— BEGIN Excerpted data —

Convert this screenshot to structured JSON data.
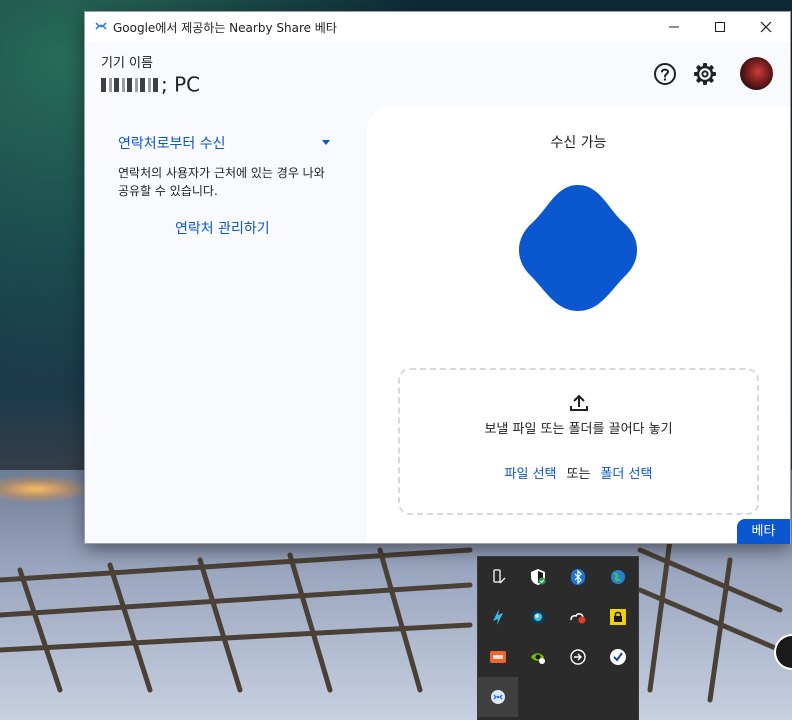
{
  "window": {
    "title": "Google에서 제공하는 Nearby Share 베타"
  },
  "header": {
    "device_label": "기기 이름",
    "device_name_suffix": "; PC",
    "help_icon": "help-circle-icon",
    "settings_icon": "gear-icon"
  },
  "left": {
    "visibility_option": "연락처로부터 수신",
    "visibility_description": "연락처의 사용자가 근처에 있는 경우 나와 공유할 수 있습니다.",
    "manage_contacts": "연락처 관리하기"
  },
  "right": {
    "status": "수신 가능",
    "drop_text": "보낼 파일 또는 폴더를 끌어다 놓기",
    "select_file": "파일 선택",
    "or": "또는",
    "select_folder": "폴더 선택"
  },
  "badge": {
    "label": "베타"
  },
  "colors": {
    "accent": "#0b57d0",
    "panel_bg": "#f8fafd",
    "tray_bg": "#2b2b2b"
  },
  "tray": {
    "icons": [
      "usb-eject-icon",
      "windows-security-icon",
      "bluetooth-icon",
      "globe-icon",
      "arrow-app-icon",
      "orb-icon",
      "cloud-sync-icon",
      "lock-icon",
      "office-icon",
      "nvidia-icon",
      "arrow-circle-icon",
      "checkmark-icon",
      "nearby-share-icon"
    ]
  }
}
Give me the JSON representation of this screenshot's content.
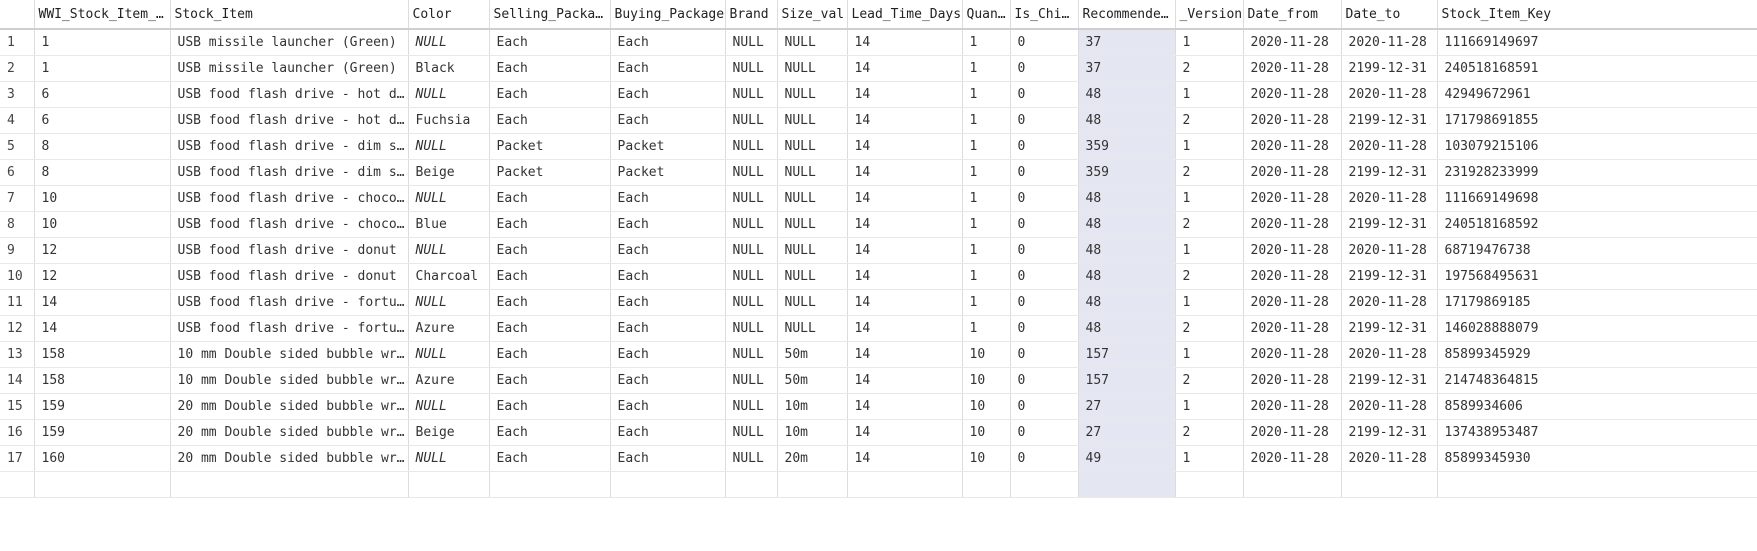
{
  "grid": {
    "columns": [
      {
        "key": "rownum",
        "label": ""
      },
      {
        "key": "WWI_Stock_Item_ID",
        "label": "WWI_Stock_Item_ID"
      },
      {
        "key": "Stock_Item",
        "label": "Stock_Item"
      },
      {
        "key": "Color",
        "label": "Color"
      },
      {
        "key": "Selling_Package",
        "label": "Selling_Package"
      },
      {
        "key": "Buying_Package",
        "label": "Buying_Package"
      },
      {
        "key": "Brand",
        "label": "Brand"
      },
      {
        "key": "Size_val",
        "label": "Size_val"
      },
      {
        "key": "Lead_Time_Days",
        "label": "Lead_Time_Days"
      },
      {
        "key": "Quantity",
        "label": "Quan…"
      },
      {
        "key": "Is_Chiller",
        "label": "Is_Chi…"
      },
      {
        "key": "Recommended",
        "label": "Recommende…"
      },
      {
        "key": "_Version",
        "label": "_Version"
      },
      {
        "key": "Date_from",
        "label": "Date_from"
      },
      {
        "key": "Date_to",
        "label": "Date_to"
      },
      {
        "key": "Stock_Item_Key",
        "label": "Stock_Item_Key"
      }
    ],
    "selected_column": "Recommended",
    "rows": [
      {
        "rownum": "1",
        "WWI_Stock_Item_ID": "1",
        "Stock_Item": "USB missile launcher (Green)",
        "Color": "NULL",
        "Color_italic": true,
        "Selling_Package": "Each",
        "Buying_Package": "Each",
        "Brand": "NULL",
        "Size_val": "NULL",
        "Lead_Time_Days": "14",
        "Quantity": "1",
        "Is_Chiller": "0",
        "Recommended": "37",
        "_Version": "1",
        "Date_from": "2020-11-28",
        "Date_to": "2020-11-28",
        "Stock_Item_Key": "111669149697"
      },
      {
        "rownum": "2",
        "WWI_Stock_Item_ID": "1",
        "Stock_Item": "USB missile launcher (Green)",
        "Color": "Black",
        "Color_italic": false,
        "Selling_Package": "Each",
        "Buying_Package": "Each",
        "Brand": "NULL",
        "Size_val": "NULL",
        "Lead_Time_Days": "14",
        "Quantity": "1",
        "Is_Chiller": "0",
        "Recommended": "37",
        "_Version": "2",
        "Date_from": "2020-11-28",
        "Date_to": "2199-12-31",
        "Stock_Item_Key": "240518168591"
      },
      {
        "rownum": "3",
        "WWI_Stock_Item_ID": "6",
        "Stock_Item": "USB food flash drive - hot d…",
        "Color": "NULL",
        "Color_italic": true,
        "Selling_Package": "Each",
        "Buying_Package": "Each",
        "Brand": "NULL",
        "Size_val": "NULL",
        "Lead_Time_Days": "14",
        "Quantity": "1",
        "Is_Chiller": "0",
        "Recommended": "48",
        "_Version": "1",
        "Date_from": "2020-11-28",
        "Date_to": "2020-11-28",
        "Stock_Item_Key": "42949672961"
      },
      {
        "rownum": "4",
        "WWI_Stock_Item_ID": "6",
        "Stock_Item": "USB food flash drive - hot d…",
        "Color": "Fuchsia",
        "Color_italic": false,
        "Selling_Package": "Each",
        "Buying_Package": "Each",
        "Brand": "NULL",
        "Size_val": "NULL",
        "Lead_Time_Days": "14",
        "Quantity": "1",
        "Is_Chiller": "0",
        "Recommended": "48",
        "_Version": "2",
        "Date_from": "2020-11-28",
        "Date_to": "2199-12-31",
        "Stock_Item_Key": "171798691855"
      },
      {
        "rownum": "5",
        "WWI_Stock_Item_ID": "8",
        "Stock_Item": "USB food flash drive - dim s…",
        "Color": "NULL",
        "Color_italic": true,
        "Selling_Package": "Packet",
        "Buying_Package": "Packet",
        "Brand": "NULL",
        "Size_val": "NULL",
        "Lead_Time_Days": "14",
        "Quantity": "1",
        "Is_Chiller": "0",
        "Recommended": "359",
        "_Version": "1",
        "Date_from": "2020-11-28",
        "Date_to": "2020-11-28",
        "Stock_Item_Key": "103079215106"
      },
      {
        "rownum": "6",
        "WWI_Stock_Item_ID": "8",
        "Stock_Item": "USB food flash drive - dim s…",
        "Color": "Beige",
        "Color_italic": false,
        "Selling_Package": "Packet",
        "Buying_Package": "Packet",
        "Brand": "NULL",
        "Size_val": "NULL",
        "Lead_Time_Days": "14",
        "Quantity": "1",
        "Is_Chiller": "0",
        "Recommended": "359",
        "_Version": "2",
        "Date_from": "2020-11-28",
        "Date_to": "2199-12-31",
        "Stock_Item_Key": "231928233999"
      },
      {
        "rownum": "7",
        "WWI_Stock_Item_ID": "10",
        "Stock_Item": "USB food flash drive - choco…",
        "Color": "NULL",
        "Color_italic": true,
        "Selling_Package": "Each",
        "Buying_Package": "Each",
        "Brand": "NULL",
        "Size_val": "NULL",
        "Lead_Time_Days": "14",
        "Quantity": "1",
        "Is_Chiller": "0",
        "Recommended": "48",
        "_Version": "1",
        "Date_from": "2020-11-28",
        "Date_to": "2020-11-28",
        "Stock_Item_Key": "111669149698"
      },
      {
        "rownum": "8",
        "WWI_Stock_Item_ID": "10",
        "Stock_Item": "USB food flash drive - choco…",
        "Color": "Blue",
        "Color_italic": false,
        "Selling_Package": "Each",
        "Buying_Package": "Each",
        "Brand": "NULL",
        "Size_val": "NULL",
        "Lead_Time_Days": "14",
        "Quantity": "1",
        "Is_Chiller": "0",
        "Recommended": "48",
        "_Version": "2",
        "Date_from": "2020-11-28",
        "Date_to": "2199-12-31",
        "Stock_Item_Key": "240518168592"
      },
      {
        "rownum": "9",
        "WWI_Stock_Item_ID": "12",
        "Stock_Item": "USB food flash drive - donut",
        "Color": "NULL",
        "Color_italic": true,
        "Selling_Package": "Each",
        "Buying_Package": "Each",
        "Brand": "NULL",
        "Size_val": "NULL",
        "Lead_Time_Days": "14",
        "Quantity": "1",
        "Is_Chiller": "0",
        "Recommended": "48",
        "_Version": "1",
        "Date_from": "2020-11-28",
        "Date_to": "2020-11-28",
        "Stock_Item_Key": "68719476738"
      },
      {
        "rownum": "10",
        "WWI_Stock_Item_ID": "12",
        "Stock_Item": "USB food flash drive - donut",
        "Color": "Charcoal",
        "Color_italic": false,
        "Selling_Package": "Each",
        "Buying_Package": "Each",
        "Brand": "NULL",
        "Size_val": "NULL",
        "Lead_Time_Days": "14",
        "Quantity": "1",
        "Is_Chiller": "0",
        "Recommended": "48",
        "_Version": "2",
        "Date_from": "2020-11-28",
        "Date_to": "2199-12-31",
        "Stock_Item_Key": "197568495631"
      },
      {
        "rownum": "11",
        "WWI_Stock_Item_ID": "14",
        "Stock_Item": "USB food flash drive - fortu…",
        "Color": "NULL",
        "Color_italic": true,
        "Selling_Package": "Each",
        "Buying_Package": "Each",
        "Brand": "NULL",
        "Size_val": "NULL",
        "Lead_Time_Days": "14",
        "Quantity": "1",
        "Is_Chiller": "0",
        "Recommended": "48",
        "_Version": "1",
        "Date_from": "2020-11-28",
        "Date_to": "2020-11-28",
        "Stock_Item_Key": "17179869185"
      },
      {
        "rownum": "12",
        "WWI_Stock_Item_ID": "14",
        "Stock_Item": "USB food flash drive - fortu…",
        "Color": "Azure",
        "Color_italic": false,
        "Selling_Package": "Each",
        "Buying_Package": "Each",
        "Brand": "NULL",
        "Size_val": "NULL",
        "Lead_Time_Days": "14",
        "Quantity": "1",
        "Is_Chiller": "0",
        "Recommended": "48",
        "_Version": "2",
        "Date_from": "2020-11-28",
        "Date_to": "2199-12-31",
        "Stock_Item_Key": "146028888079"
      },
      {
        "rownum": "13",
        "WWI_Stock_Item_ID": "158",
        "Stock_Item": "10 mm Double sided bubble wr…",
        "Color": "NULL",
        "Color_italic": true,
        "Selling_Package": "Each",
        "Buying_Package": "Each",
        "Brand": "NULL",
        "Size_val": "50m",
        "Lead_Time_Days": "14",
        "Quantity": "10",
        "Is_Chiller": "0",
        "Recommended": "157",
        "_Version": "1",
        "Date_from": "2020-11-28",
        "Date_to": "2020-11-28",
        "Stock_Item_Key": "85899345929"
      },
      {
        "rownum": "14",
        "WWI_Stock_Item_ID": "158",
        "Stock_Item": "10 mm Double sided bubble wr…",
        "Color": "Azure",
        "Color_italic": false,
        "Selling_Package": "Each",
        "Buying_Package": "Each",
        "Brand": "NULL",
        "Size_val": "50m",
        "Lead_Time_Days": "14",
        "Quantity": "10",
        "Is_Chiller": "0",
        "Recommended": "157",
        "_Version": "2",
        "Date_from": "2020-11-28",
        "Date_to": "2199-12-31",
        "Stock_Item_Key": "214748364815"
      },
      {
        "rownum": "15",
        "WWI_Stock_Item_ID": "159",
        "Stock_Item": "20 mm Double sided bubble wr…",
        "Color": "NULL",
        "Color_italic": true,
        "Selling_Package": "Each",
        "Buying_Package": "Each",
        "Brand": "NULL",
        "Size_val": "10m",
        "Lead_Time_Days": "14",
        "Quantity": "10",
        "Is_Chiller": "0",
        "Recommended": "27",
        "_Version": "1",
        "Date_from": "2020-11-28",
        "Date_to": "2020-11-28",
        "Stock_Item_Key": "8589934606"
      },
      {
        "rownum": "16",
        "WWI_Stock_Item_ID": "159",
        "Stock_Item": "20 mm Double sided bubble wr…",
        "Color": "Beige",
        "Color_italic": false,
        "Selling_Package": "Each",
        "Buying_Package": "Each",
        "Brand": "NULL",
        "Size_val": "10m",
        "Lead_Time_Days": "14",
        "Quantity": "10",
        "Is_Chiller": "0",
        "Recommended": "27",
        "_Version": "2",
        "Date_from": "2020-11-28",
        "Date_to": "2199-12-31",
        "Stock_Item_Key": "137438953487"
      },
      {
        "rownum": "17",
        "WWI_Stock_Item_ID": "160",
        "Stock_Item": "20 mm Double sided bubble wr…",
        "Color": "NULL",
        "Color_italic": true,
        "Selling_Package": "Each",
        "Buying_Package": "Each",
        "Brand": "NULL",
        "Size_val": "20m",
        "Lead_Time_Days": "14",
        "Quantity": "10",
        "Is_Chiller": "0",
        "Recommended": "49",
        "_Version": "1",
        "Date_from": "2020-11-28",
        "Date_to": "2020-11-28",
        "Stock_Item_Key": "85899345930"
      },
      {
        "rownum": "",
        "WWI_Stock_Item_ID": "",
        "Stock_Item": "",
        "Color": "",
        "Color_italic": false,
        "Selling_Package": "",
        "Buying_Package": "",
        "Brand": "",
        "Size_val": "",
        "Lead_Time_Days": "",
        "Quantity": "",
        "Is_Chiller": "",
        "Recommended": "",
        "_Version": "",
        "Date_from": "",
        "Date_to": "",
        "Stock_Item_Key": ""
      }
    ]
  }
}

— END Excerpted data —

Exercise directions:
Check each line of the records above for the word "screenshot", then give the number of lines that have it, with no other words.

Response to the task:
2